• Page excerpt
Content starts


      The Claimants issued an application for a declaration that the case was not stayed, or any stay was lifted.  The Defendants then issued an application for the case to be stayed due to the non-compliance.

      The Claimants submitted that the terms of the Order suggest that the case was stayed until the bond was provided, but this was rejected.

      The Claimants then sought relief from sanction on the basis that it been complied with.  The Defendants submitted that CPR 3.8 meant that the Claimant had to apply for the stay to be lifted.

      However, the Court then held that the non-compliance was “not material”, and, in any event, the need for the broker’s signature was a good reason for the non-compliance, over which the solicitors had no control.

      The Court also ordered the Defendants to pay the costs of both applications.

  • 18.02.2014
    Ontulmus; MTH Yatcilik; Kaiserwerft GmbH v Collett; Ward & McKenzie (Yacht Consultants) Ltd.; Moore [2014] EWHC 294 (QB)
    • Key areas: security for costs; High Court

      This was an application by the Third Defendant for Security for Costs in a libel action.

      It was issued on the grounds that the First Claimant were outside the EU and the Second and Third Claimants would not have sufficient funds.

      The First Claimant stated that he lived in Germany, but his Claim Form stated Turkey.  However, his solicitors had disclosed documentation showing that he both lived and owned property in Germany, as well as having business connections there.  The Third Defendant’s solicitors served a witness statement from an enquiry agent who went to visit one of the First Claimant’s properties, but found that it was empty.

      On the facts the Court held that the First Claimant was resident in Germany.

      The Court noted that the Second Claimant had been unwilling to disclose up-to-date accounts, while the Third Claimant’s accounts suggested it would not be able to pay the Third Defendant’s costs within time.

      As a result, security was ordered against both companies to cover half of the Third Defendant’s costs.

  • 12.02.2014
    The Bank of Ireland & Anor v Philip Pank Partnership [2014] EWHC 284 (TCC)
    • Key areas: Costs Budgets; High Court

      This was a hearing concerning the Claimant’s Costs Budget.

      The Budget had been filed in advance of the CMC, but did not contain a Statement of Truth.

      The day before the CMC, and 17 days after its service, the Defendant disputed the Budget’s validity, on the grounds that it breached CPR 3.13, and that there was no good reason to justify relief from sanction.

      The Court rejected this on the basis that it was simply a technical argument, and the Budget was simply irregular.

  • 05.02.2014
    Blankley v Central Manchester and Manchester Children’s University Hospitals NHS Trust [2014] EWHC 168 (QB)
    • Key areas: CFA; capacity; retainer; termination of retainer; High Court

      The Claimant in this action lost capacity to give instructions during the proceedings.

      Two weeks after it was determined that the Claimant no longer had capacity, the solicitors issued an application in the Court of Protection to appoint a Deputy.  The application was heard 2 months after capacity ended, and a Deputy was approved on that date.

      Once the Deputy was appointed the solicitors kept them updated as to costs and queried whether they would be taking over the CFA which the Claimant entered into, but the Deputy did not sign it.

      This appeal was to determine what the effect would be on the CFA.

      At first instance it was held that the retainer terminated, and so Parts of the Bill of Costs were struck-out.  The Claimant appealed.

      The Court held that the manner in which instructions are given does not matter, and this situation would be the same as if a company’s directors all resigned during a claim: the retainer was still in force even though no instructions could be given; that there was only a short delay between the capacity being lost and a Deputy taking over; and in any event, given the facts there parties knew that it was always possible that the Claimant could lose capacity, and so this was part of their agreement.

      As a result, the CFA/retainer was not frustrated.

      The Court also held that if the CFA was frustrated, there was no new retainer.

      Overall, the Bill of Costs was not struck-out.

Content ends

• Provided data
Content starts

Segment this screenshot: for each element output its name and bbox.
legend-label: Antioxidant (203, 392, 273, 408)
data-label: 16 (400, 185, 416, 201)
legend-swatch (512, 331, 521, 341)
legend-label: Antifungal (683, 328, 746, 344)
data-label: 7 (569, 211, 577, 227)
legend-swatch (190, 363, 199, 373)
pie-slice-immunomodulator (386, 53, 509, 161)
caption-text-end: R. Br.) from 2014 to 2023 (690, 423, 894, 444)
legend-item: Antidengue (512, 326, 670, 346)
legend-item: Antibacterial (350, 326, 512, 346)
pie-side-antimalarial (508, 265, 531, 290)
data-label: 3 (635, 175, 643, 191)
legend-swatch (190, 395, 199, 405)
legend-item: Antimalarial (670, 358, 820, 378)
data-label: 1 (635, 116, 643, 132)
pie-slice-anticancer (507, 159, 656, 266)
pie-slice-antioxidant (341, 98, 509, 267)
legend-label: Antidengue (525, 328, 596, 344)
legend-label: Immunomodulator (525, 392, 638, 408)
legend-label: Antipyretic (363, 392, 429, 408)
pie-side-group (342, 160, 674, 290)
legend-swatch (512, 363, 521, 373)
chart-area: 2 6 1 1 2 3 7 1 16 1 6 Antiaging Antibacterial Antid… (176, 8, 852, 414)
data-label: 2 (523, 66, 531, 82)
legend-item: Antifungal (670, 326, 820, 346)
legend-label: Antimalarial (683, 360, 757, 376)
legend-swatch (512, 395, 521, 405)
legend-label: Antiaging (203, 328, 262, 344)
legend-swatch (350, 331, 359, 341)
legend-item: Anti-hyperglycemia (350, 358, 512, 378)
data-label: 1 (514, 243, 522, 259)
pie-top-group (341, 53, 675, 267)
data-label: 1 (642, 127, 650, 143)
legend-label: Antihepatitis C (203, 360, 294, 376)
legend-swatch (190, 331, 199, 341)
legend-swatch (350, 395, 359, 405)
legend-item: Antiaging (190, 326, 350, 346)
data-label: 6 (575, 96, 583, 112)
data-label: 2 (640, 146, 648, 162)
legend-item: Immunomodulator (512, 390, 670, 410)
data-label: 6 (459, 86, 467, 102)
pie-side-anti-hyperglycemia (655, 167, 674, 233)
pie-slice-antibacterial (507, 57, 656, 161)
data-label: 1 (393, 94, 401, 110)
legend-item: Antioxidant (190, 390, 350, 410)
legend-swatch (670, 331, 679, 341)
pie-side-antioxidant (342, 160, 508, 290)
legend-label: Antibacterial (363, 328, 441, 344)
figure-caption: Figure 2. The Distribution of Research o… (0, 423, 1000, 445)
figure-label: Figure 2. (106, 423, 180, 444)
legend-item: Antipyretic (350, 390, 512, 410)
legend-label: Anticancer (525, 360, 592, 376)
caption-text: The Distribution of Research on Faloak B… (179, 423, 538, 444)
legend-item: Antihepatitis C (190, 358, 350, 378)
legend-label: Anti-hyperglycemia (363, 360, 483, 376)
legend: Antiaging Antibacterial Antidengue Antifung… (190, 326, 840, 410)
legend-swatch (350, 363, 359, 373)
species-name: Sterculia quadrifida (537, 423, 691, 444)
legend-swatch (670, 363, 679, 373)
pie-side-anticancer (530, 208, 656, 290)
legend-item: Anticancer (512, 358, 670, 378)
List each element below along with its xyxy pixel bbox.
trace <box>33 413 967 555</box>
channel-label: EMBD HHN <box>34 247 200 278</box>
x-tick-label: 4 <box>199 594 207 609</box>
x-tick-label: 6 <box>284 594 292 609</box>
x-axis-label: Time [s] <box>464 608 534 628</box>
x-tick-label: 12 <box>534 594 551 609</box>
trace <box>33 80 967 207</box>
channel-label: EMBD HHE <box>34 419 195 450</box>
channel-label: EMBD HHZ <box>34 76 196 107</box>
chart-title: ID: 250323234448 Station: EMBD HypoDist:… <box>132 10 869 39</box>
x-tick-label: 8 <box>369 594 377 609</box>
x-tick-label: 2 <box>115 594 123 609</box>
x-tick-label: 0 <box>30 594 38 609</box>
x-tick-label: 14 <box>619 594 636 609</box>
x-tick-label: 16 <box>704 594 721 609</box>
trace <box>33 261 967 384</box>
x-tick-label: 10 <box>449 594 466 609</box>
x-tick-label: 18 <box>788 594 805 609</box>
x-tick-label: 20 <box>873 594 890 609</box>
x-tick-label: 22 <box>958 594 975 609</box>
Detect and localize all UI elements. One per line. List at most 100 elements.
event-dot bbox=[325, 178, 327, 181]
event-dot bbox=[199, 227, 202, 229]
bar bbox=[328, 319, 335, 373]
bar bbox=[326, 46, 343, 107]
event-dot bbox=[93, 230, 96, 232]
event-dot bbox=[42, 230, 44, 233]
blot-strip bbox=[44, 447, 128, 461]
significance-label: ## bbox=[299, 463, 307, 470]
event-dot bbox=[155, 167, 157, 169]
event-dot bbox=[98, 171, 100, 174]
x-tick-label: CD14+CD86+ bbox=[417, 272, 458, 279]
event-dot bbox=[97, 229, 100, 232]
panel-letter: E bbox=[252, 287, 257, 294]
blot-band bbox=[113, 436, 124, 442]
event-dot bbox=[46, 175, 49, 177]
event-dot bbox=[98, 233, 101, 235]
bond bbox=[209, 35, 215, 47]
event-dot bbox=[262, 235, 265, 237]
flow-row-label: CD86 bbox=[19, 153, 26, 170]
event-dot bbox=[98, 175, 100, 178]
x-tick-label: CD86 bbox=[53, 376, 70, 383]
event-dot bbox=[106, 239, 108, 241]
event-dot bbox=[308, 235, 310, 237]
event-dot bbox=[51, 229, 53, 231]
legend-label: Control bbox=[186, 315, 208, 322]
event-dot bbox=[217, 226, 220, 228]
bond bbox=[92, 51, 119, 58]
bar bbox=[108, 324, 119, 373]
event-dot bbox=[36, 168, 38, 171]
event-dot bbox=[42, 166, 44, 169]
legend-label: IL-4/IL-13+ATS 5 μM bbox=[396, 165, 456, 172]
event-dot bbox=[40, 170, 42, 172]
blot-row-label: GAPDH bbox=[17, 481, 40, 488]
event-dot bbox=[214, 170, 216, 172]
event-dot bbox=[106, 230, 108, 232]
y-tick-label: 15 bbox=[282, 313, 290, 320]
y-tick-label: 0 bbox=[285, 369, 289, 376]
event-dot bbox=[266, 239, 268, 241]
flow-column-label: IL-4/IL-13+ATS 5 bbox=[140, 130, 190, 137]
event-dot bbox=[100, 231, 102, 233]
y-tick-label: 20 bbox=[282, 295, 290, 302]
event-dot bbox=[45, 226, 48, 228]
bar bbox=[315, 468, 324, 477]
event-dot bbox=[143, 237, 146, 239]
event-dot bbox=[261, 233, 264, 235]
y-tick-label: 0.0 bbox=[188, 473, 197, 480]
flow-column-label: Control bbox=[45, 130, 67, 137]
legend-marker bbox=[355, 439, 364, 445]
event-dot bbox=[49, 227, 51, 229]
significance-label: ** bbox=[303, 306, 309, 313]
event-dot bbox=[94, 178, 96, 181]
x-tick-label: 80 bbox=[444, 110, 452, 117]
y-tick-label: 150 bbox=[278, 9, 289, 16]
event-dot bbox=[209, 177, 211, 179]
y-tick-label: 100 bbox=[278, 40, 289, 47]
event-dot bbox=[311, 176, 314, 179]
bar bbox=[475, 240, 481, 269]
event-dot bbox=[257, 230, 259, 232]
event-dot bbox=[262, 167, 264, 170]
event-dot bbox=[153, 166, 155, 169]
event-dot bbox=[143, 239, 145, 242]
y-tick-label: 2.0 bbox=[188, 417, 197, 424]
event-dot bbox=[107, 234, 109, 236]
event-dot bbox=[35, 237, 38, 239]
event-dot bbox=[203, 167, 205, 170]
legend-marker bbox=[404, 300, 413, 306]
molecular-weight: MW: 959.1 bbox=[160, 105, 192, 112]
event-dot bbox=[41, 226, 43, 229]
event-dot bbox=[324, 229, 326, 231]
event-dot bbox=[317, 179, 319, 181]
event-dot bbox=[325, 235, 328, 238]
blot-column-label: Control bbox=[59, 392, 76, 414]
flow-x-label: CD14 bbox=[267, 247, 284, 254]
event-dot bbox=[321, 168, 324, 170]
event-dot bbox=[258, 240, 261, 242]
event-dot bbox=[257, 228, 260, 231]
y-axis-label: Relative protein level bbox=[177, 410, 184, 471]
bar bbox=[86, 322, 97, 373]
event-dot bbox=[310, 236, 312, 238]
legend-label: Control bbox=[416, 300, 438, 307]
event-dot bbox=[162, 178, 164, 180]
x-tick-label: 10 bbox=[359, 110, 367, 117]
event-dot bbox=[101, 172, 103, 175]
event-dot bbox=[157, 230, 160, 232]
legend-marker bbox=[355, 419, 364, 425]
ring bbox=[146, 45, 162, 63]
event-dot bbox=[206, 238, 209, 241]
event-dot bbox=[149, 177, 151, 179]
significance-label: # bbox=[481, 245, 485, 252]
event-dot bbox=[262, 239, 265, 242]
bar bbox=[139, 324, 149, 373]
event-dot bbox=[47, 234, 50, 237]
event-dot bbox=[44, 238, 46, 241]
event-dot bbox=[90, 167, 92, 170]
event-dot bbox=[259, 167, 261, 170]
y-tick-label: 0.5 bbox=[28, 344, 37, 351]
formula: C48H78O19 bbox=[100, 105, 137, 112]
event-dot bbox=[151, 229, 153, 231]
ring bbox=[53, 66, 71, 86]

Content ends

Answer these from the case summaries:
(a) In the Ontulmus case, where did the Court hold the First Claimant was resident?
(b) In the Bank of Ireland case, what was missing from the Costs Budget filed before the CMC?
(c) In the Blankley case, how long after capacity ended was the Court of Protection application heard?
The data has no connection to the case summaries.

• Your response
(a) Germany.
(b) A Statement of Truth.
(c) Two months.